--- Data for processing ---

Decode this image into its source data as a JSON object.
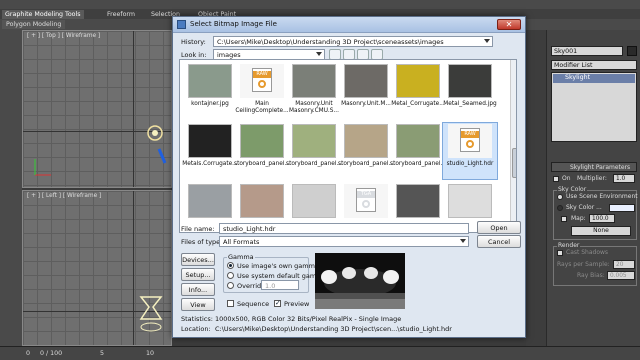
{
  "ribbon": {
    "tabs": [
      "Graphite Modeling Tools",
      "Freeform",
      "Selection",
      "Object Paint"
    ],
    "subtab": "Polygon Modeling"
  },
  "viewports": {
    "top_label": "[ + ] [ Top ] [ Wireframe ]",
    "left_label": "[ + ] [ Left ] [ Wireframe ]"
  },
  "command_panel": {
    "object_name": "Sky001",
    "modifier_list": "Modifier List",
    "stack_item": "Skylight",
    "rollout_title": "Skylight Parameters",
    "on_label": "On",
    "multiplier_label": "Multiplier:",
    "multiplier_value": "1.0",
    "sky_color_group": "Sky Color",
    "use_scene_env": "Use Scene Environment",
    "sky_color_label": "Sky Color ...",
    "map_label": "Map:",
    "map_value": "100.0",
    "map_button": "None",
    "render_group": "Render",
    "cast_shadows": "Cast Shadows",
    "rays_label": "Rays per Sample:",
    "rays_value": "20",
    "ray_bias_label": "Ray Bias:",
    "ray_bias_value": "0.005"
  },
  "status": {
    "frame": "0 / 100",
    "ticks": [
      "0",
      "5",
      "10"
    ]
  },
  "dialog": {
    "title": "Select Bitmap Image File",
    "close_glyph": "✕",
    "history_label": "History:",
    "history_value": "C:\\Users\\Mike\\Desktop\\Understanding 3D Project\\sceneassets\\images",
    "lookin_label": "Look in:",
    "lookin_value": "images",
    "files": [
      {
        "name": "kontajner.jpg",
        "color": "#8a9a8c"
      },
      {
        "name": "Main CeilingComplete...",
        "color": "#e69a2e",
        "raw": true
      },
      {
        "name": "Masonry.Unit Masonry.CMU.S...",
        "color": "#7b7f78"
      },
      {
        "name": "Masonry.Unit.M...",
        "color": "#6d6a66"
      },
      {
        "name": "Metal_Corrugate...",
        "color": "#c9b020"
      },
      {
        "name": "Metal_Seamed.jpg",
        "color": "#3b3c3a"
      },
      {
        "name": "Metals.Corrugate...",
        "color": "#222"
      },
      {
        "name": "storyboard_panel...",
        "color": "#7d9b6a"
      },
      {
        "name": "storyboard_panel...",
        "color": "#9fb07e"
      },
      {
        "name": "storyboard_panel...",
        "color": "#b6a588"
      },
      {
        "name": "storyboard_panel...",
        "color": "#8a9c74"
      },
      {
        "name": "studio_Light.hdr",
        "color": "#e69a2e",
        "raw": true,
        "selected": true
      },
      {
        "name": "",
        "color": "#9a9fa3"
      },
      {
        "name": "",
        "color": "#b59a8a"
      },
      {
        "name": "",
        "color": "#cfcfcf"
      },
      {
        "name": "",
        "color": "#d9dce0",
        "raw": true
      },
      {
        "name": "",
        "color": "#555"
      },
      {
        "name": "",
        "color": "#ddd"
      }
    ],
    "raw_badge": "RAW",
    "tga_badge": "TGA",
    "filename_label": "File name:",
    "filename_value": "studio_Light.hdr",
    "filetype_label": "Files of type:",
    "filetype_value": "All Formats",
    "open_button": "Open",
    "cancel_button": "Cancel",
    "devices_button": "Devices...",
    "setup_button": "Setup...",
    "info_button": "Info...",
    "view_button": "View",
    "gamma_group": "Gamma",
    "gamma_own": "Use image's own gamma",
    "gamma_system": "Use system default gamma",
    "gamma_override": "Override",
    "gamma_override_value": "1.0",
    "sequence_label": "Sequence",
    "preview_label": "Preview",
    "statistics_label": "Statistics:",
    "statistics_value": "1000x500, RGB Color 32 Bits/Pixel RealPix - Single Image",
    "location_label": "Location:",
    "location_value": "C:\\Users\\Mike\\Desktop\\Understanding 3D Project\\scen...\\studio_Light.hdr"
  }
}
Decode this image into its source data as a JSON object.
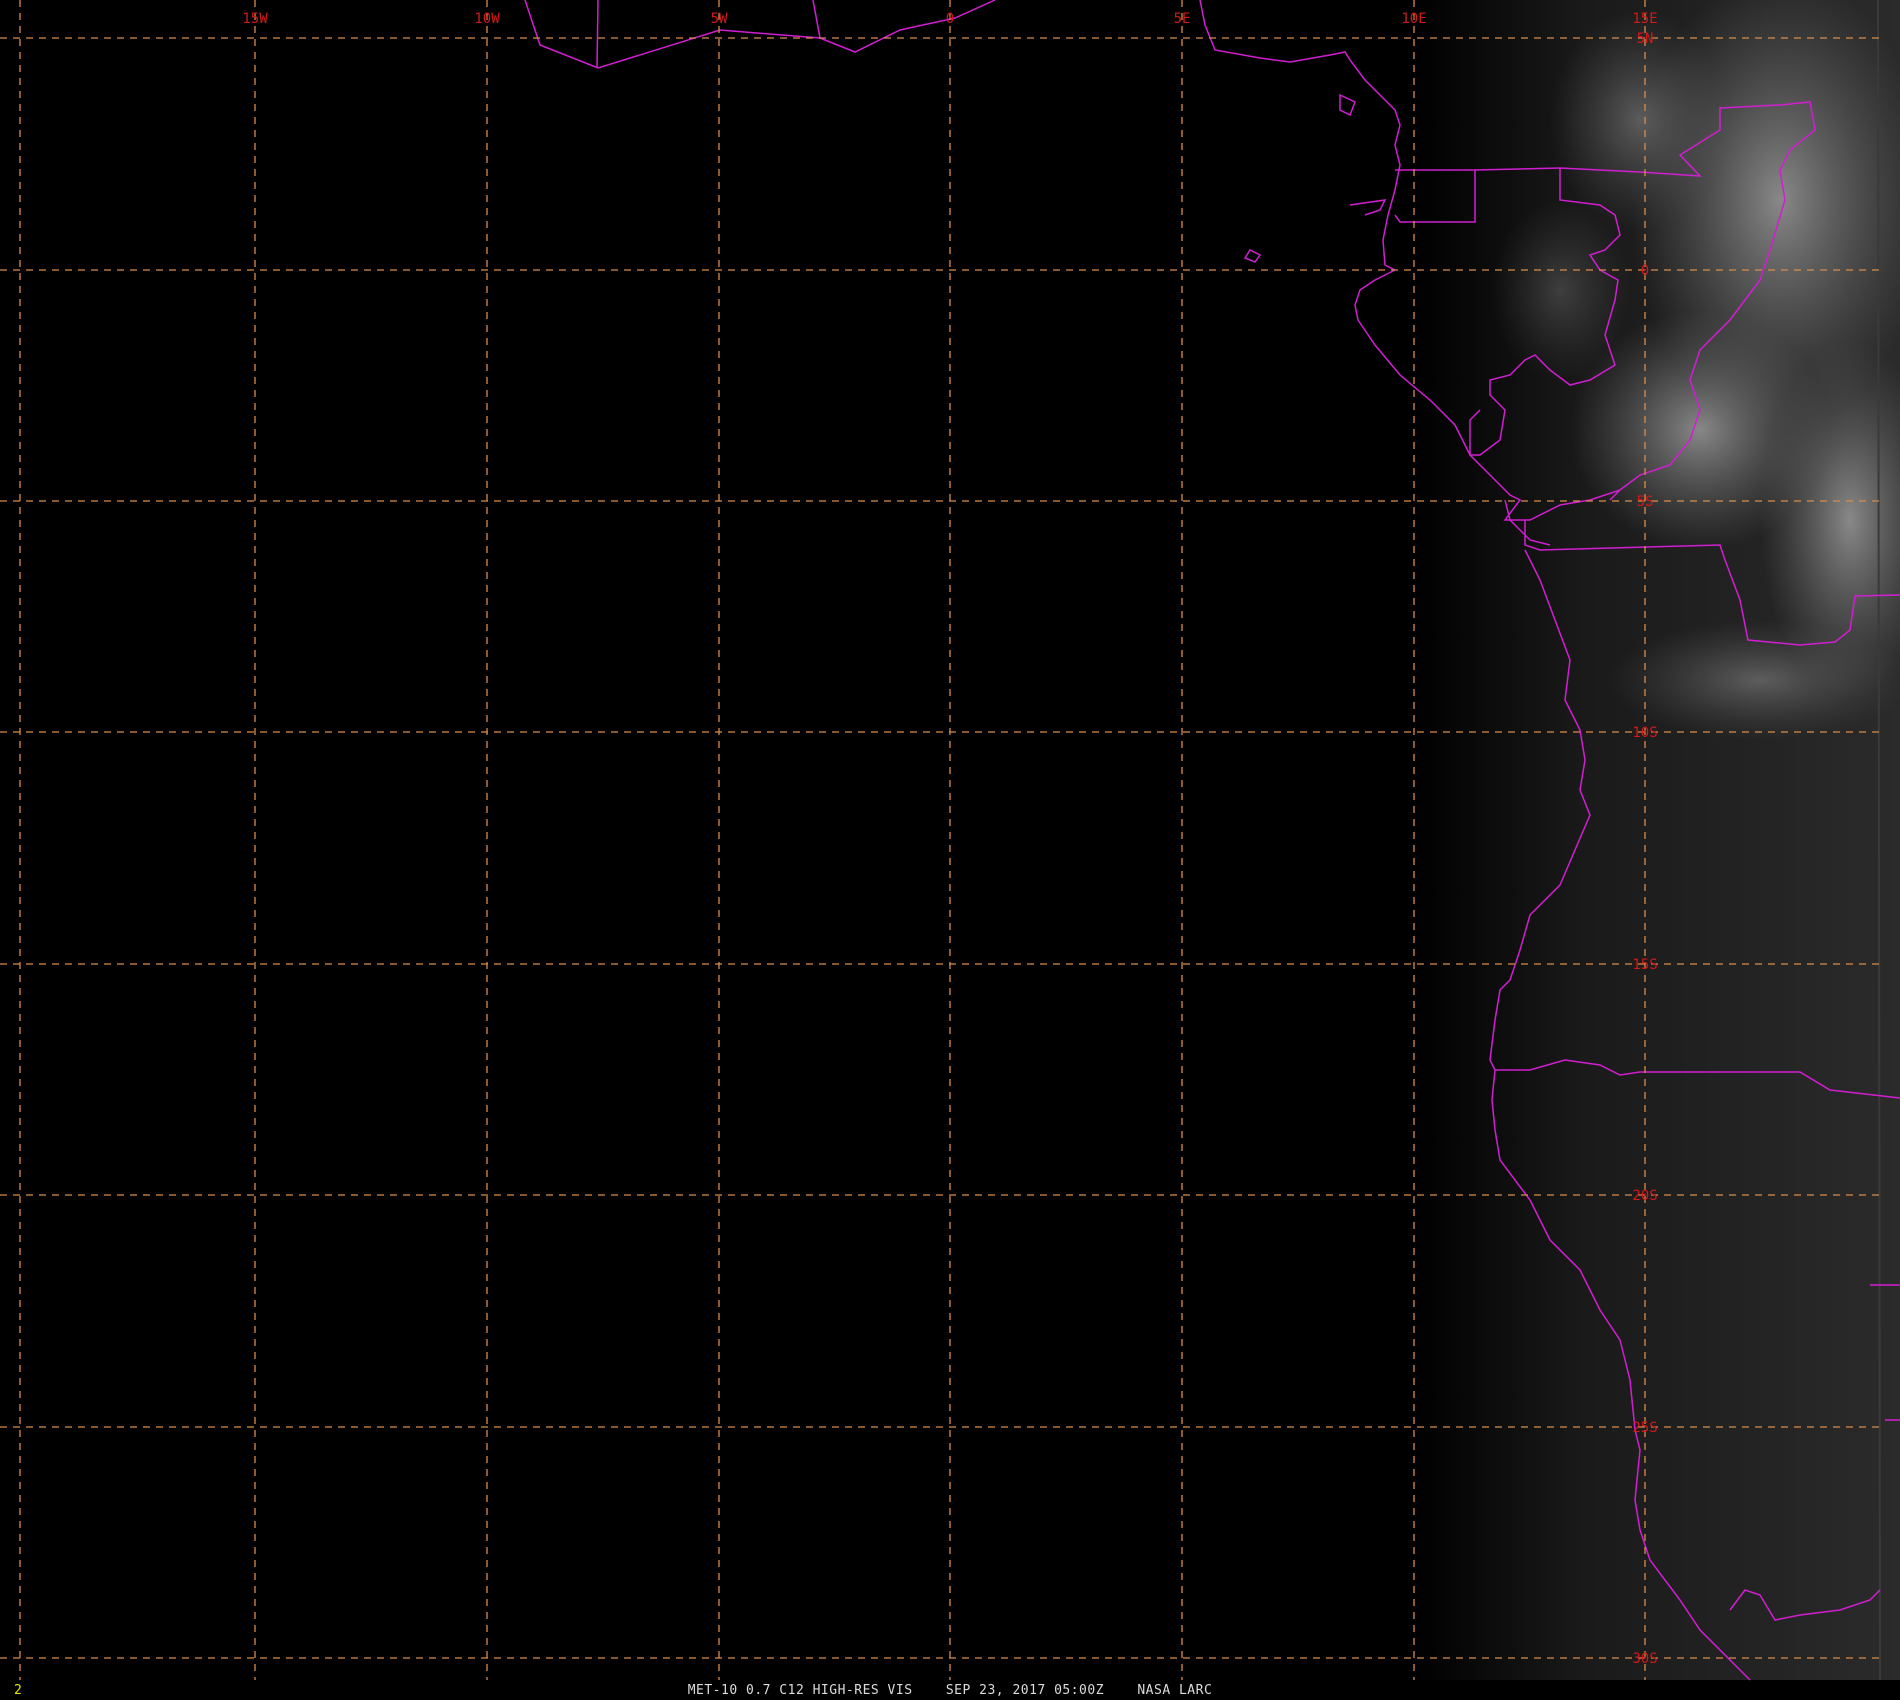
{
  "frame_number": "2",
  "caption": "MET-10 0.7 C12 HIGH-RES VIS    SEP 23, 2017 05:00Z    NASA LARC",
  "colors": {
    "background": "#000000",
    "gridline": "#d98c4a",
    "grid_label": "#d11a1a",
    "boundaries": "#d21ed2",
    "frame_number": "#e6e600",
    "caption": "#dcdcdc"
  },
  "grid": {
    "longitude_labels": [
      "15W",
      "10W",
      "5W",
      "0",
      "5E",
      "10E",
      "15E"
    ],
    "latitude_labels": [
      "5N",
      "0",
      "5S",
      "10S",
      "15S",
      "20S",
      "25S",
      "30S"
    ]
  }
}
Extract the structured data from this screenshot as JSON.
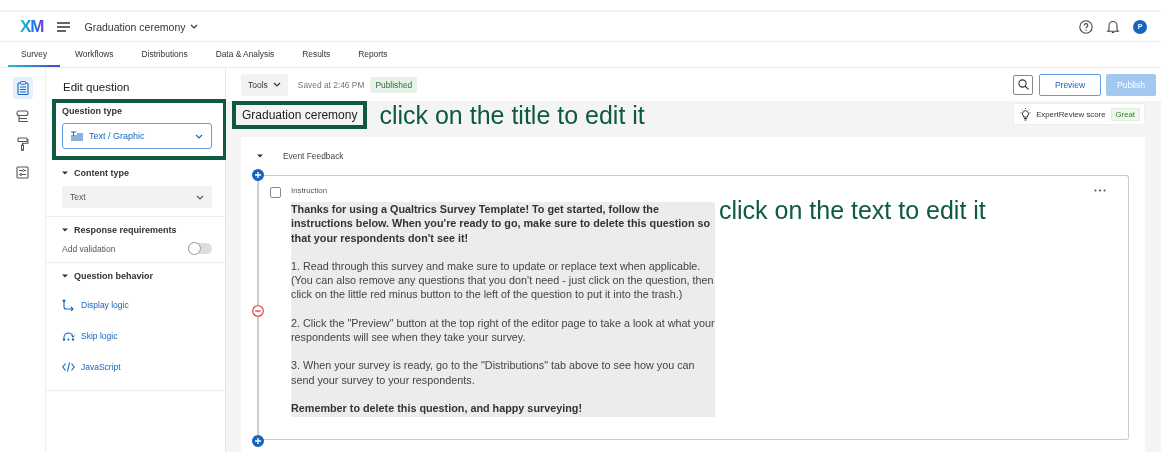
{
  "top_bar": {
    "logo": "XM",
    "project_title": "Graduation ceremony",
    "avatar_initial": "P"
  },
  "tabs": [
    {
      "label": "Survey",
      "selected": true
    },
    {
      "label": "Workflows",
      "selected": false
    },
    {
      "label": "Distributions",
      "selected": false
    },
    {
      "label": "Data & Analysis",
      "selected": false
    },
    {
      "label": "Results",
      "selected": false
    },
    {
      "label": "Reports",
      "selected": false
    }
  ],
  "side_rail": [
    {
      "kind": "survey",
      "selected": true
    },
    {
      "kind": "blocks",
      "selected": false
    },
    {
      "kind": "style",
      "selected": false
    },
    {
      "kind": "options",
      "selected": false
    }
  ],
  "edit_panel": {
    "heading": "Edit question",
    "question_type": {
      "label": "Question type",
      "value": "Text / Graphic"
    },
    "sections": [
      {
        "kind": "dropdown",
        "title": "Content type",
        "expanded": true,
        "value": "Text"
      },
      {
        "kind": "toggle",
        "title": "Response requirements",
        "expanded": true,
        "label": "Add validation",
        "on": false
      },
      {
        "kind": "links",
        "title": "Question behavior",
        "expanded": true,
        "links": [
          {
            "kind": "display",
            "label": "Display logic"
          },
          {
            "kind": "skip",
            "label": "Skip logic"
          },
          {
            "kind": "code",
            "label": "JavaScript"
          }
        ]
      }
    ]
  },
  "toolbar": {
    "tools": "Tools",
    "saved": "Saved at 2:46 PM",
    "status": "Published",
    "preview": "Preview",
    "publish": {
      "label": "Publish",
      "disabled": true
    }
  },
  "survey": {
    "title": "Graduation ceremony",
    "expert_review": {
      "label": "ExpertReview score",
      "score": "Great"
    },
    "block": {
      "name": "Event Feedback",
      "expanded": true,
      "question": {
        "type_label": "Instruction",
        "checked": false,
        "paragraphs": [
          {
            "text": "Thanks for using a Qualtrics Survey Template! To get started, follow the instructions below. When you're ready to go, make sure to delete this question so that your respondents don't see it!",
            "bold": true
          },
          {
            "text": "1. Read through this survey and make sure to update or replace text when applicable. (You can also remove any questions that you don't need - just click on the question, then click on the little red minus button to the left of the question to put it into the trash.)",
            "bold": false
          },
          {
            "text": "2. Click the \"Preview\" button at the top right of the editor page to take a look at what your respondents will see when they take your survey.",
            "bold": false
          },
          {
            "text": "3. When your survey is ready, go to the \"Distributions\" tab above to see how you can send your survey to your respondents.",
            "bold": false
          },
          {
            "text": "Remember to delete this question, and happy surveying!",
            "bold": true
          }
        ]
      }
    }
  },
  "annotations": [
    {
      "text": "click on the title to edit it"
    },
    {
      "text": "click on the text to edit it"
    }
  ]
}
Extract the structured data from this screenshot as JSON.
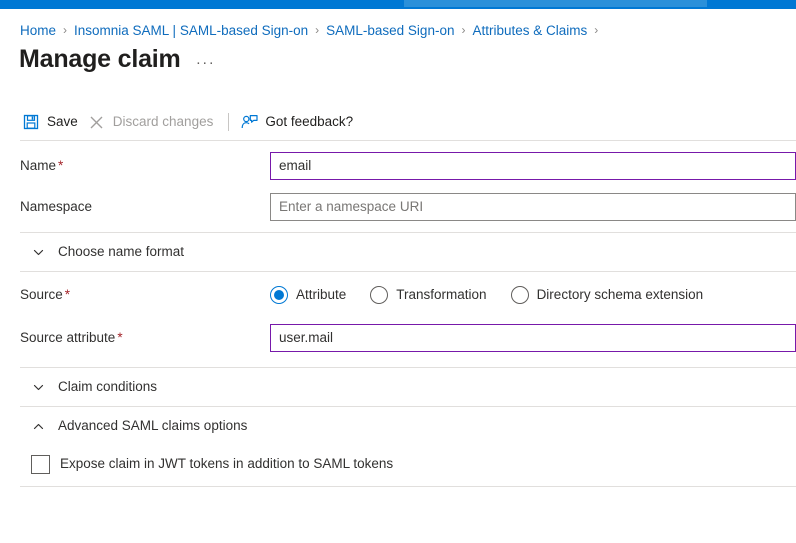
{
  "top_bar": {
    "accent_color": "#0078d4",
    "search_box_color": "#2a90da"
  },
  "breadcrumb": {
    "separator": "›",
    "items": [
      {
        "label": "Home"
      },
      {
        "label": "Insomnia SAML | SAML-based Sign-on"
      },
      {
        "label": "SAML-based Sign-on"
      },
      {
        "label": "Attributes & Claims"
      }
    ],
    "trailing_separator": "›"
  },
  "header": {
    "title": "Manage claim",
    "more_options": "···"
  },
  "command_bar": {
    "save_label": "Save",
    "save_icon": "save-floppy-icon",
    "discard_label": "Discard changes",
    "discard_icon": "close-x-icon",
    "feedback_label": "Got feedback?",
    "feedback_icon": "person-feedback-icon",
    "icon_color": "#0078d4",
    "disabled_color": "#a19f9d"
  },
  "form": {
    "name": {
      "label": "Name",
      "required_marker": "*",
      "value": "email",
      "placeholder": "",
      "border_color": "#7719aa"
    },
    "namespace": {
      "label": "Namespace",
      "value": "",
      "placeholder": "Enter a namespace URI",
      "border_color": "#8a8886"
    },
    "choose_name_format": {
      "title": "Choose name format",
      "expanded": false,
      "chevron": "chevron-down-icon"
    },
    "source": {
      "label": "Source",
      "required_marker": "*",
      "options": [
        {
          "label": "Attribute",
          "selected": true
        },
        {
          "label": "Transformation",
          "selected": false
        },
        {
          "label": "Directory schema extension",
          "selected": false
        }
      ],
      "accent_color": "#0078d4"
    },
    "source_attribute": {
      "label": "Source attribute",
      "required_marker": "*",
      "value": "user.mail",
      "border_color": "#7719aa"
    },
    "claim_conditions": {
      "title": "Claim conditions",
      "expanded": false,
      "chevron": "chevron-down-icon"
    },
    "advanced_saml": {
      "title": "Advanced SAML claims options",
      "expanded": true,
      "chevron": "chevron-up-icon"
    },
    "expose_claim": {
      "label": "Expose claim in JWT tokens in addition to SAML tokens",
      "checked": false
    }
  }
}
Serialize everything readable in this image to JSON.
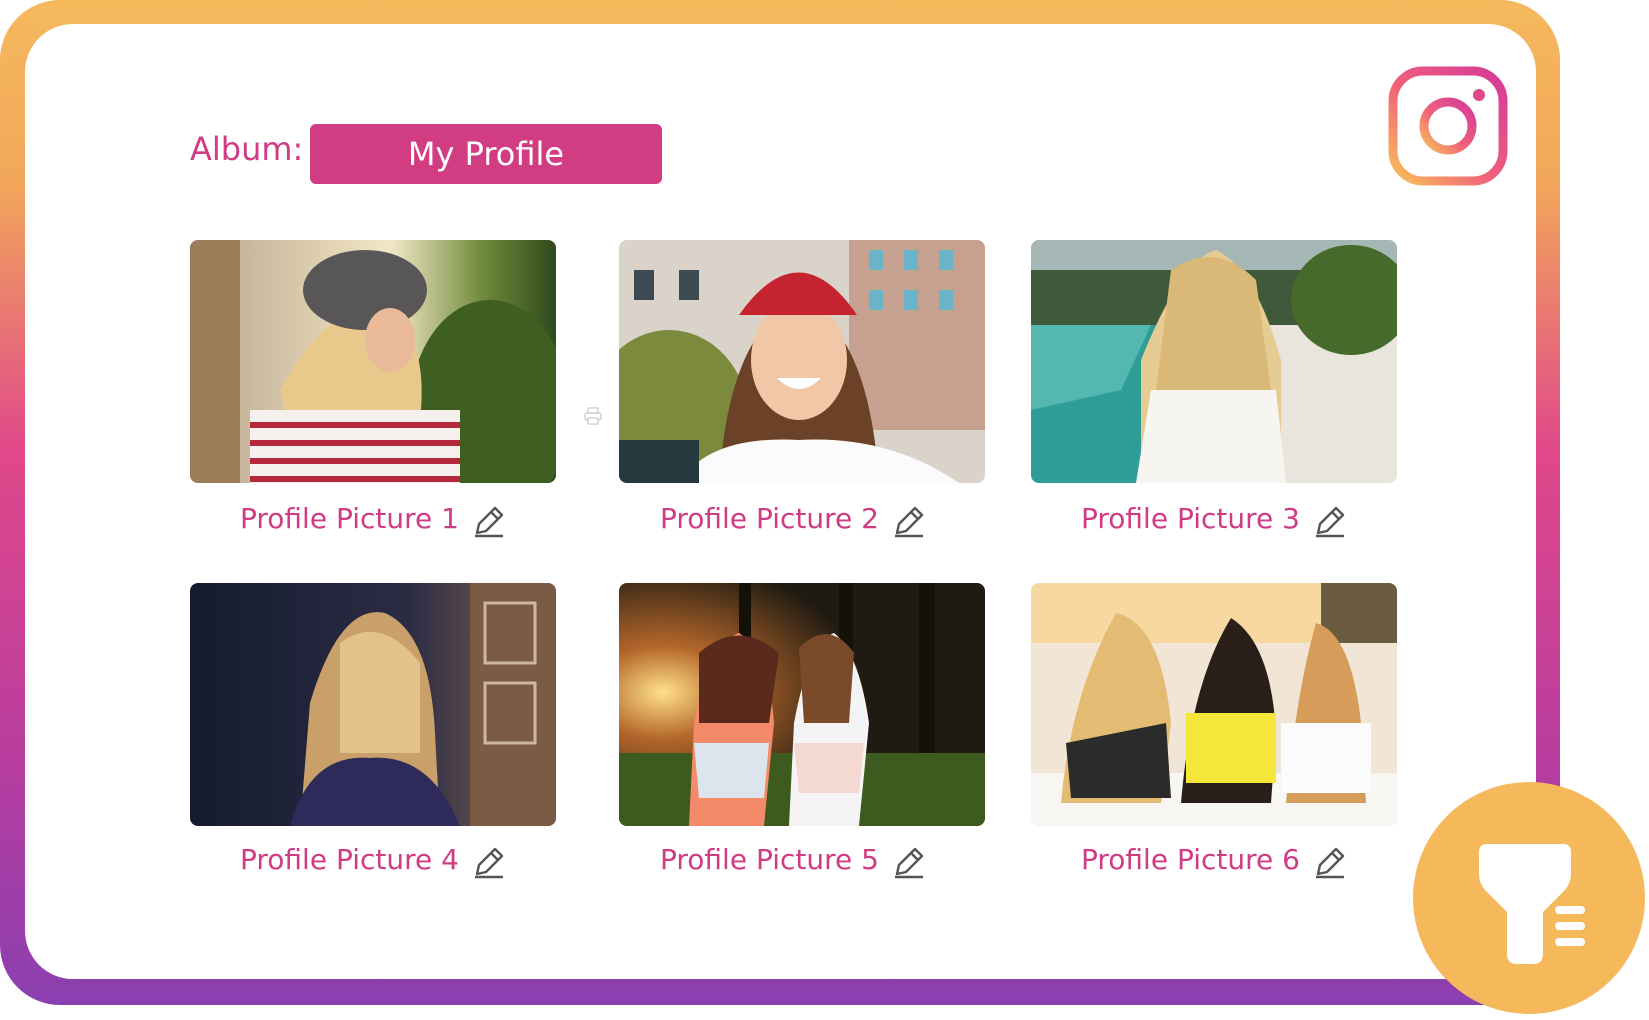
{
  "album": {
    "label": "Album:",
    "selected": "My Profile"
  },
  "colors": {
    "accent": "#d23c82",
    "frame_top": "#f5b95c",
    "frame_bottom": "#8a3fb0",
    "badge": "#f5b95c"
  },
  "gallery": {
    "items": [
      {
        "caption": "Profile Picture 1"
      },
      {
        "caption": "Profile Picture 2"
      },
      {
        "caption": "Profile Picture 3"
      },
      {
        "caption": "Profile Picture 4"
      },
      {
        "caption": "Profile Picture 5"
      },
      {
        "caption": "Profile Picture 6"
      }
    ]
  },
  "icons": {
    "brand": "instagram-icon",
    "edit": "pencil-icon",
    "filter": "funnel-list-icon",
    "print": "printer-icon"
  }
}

---

_Your objective_
All lines holding the word "ceremony" should be picked out and copied.

_Correct result_
    "project_title": "Graduation ceremony",
    "title": "Graduation ceremony",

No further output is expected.